YOUR TASK: Repeat all of the data precisely.

begin TASK DATA

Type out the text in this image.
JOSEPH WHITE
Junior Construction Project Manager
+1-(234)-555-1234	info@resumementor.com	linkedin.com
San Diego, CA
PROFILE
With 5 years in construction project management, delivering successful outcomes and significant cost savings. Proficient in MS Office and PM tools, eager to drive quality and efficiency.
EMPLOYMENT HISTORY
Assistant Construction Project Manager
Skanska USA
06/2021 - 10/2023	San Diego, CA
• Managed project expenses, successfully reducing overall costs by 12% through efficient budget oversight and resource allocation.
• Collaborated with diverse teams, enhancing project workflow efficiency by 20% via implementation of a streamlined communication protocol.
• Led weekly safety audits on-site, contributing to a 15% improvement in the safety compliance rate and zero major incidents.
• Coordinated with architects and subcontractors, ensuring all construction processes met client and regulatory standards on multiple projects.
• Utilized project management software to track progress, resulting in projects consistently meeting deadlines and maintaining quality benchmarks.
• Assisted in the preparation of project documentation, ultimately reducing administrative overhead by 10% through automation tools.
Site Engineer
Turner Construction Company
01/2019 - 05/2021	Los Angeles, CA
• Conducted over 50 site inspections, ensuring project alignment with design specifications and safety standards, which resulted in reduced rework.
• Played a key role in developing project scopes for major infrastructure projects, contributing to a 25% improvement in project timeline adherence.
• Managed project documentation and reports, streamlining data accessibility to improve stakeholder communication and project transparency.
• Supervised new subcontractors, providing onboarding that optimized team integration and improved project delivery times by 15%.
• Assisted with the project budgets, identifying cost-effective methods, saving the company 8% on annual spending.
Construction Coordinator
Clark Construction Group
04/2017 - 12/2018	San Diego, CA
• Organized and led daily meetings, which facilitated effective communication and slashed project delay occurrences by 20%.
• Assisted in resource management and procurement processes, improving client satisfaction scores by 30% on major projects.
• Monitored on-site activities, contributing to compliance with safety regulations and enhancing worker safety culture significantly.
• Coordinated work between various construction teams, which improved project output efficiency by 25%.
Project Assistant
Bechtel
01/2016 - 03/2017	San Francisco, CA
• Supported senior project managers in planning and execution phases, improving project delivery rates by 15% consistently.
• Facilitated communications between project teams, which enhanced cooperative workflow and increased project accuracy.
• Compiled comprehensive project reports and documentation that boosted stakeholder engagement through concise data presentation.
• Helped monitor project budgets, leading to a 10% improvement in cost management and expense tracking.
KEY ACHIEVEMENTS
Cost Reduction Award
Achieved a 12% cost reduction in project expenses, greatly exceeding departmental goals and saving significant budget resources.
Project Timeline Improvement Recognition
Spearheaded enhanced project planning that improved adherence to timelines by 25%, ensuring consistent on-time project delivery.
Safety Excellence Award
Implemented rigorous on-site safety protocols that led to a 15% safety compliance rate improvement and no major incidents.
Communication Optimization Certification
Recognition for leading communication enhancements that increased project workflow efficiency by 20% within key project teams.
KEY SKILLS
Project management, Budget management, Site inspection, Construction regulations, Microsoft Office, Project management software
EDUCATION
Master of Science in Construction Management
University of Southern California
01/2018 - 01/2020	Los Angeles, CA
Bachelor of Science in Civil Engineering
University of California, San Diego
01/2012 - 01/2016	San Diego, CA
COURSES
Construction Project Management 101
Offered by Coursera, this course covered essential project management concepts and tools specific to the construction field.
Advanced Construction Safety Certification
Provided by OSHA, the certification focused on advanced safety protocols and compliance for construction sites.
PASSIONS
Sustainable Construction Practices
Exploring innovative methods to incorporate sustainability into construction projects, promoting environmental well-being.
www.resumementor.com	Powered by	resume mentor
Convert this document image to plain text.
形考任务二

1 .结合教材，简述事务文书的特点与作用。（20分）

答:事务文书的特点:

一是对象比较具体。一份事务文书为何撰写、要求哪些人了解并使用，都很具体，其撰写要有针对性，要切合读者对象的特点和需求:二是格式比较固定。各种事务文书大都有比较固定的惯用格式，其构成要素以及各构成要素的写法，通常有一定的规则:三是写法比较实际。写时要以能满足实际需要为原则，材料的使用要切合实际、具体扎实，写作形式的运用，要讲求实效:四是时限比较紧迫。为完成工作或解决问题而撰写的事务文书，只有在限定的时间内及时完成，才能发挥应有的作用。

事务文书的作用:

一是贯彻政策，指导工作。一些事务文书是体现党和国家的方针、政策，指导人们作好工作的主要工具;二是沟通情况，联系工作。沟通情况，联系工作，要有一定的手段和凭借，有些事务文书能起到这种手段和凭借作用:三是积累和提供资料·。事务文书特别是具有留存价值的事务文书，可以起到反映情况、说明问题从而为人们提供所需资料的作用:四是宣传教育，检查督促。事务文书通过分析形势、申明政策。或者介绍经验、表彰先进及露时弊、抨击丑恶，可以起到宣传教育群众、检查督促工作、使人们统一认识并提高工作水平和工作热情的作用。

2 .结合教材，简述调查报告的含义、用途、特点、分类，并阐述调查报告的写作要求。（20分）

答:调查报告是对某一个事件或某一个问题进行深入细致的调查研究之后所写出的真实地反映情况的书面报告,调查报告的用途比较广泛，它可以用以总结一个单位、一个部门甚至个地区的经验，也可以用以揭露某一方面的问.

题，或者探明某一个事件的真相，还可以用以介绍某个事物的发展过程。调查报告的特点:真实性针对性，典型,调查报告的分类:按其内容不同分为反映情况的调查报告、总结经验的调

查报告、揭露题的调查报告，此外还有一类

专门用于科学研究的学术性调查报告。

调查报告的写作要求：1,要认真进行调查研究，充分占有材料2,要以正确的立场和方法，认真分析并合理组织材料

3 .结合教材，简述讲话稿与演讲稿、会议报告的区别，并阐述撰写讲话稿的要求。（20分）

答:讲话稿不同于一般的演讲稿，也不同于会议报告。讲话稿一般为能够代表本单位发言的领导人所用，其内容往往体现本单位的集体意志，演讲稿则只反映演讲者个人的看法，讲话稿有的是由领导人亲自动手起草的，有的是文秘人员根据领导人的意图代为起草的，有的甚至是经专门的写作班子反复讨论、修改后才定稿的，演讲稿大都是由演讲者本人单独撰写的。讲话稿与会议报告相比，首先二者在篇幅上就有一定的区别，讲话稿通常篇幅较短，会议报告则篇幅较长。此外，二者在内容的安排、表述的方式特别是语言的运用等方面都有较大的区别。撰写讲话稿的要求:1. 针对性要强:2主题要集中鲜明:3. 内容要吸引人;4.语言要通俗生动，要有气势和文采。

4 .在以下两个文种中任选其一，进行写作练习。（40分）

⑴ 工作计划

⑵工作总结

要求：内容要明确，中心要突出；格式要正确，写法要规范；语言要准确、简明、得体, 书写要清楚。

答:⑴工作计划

end TASK DATA

RESPONSE BELOW:
Type out the text in this image.
JOSEPH WHITE
Junior Construction Project Manager
+1-(234)-555-1234	info@resumementor.com	linkedin.com
San Diego, CA
PROFILE
With 5 years in construction project management, delivering successful outcomes and significant cost savings. Proficient in MS Office and PM tools, eager to drive quality and efficiency.
EMPLOYMENT HISTORY
Assistant Construction Project Manager
Skanska USA
06/2021 - 10/2023	San Diego, CA
• Managed project expenses, successfully reducing overall costs by 12% through efficient budget oversight and resource allocation.
• Collaborated with diverse teams, enhancing project workflow efficiency by 20% via implementation of a streamlined communication protocol.
• Led weekly safety audits on-site, contributing to a 15% improvement in the safety compliance rate and zero major incidents.
• Coordinated with architects and subcontractors, ensuring all construction processes met client and regulatory standards on multiple projects.
• Utilized project management software to track progress, resulting in projects consistently meeting deadlines and maintaining quality benchmarks.
• Assisted in the preparation of project documentation, ultimately reducing administrative overhead by 10% through automation tools.
Site Engineer
Turner Construction Company
01/2019 - 05/2021	Los Angeles, CA
• Conducted over 50 site inspections, ensuring project alignment with design specifications and safety standards, which resulted in reduced rework.
• Played a key role in developing project scopes for major infrastructure projects, contributing to a 25% improvement in project timeline adherence.
• Managed project documentation and reports, streamlining data accessibility to improve stakeholder communication and project transparency.
• Supervised new subcontractors, providing onboarding that optimized team integration and improved project delivery times by 15%.
• Assisted with the project budgets, identifying cost-effective methods, saving the company 8% on annual spending.
Construction Coordinator
Clark Construction Group
04/2017 - 12/2018	San Diego, CA
• Organized and led daily meetings, which facilitated effective communication and slashed project delay occurrences by 20%.
• Assisted in resource management and procurement processes, improving client satisfaction scores by 30% on major projects.
• Monitored on-site activities, contributing to compliance with safety regulations and enhancing worker safety culture significantly.
• Coordinated work between various construction teams, which improved project output efficiency by 25%.
Project Assistant
Bechtel
01/2016 - 03/2017	San Francisco, CA
• Supported senior project managers in planning and execution phases, improving project delivery rates by 15% consistently.
• Facilitated communications between project teams, which enhanced cooperative workflow and increased project accuracy.
• Compiled comprehensive project reports and documentation that boosted stakeholder engagement through concise data presentation.
• Helped monitor project budgets, leading to a 10% improvement in cost management and expense tracking.
KEY ACHIEVEMENTS
Cost Reduction Award
Achieved a 12% cost reduction in project expenses, greatly exceeding departmental goals and saving significant budget resources.
Project Timeline Improvement Recognition
Spearheaded enhanced project planning that improved adherence to timelines by 25%, ensuring consistent on-time project delivery.
Safety Excellence Award
Implemented rigorous on-site safety protocols that led to a 15% safety compliance rate improvement and no major incidents.
Communication Optimization Certification
Recognition for leading communication enhancements that increased project workflow efficiency by 20% within key project teams.
KEY SKILLS
Project management, Budget management, Site inspection, Construction regulations, Microsoft Office, Project management software
EDUCATION
Master of Science in Construction Management
University of Southern California
01/2018 - 01/2020	Los Angeles, CA
Bachelor of Science in Civil Engineering
University of California, San Diego
01/2012 - 01/2016	San Diego, CA
COURSES
Construction Project Management 101
Offered by Coursera, this course covered essential project management concepts and tools specific to the construction field.
Advanced Construction Safety Certification
Provided by OSHA, the certification focused on advanced safety protocols and compliance for construction sites.
PASSIONS
Sustainable Construction Practices
Exploring innovative methods to incorporate sustainability into construction projects, promoting environmental well-being.
www.resumementor.com	Powered by	resume mentor
Convert this document image to plain text.
形考任务二

1 .结合教材，简述事务文书的特点与作用。（20分）

答:事务文书的特点:

一是对象比较具体。一份事务文书为何撰写、要求哪些人了解并使用，都很具体，其撰写要有针对性，要切合读者对象的特点和需求:二是格式比较固定。各种事务文书大都有比较固定的惯用格式，其构成要素以及各构成要素的写法，通常有一定的规则:三是写法比较实际。写时要以能满足实际需要为原则，材料的使用要切合实际、具体扎实，写作形式的运用，要讲求实效:四是时限比较紧迫。为完成工作或解决问题而撰写的事务文书，只有在限定的时间内及时完成，才能发挥应有的作用。

事务文书的作用:

一是贯彻政策，指导工作。一些事务文书是体现党和国家的方针、政策，指导人们作好工作的主要工具;二是沟通情况，联系工作。沟通情况，联系工作，要有一定的手段和凭借，有些事务文书能起到这种手段和凭借作用:三是积累和提供资料·。事务文书特别是具有留存价值的事务文书，可以起到反映情况、说明问题从而为人们提供所需资料的作用:四是宣传教育，检查督促。事务文书通过分析形势、申明政策。或者介绍经验、表彰先进及露时弊、抨击丑恶，可以起到宣传教育群众、检查督促工作、使人们统一认识并提高工作水平和工作热情的作用。

2 .结合教材，简述调查报告的含义、用途、特点、分类，并阐述调查报告的写作要求。（20分）

答:调查报告是对某一个事件或某一个问题进行深入细致的调查研究之后所写出的真实地反映情况的书面报告,调查报告的用途比较广泛，它可以用以总结一个单位、一个部门甚至个地区的经验，也可以用以揭露某一方面的问.

题，或者探明某一个事件的真相，还可以用以介绍某个事物的发展过程。调查报告的特点:真实性针对性，典型,调查报告的分类:按其内容不同分为反映情况的调查报告、总结经验的调

查报告、揭露题的调查报告，此外还有一类

专门用于科学研究的学术性调查报告。

调查报告的写作要求：1,要认真进行调查研究，充分占有材料2,要以正确的立场和方法，认真分析并合理组织材料

3 .结合教材，简述讲话稿与演讲稿、会议报告的区别，并阐述撰写讲话稿的要求。（20分）

答:讲话稿不同于一般的演讲稿，也不同于会议报告。讲话稿一般为能够代表本单位发言的领导人所用，其内容往往体现本单位的集体意志，演讲稿则只反映演讲者个人的看法，讲话稿有的是由领导人亲自动手起草的，有的是文秘人员根据领导人的意图代为起草的，有的甚至是经专门的写作班子反复讨论、修改后才定稿的，演讲稿大都是由演讲者本人单独撰写的。讲话稿与会议报告相比，首先二者在篇幅上就有一定的区别，讲话稿通常篇幅较短，会议报告则篇幅较长。此外，二者在内容的安排、表述的方式特别是语言的运用等方面都有较大的区别。撰写讲话稿的要求:1. 针对性要强:2主题要集中鲜明:3. 内容要吸引人;4.语言要通俗生动，要有气势和文采。

4 .在以下两个文种中任选其一，进行写作练习。（40分）

⑴ 工作计划

⑵工作总结

要求：内容要明确，中心要突出；格式要正确，写法要规范；语言要准确、简明、得体, 书写要清楚。

答:⑴工作计划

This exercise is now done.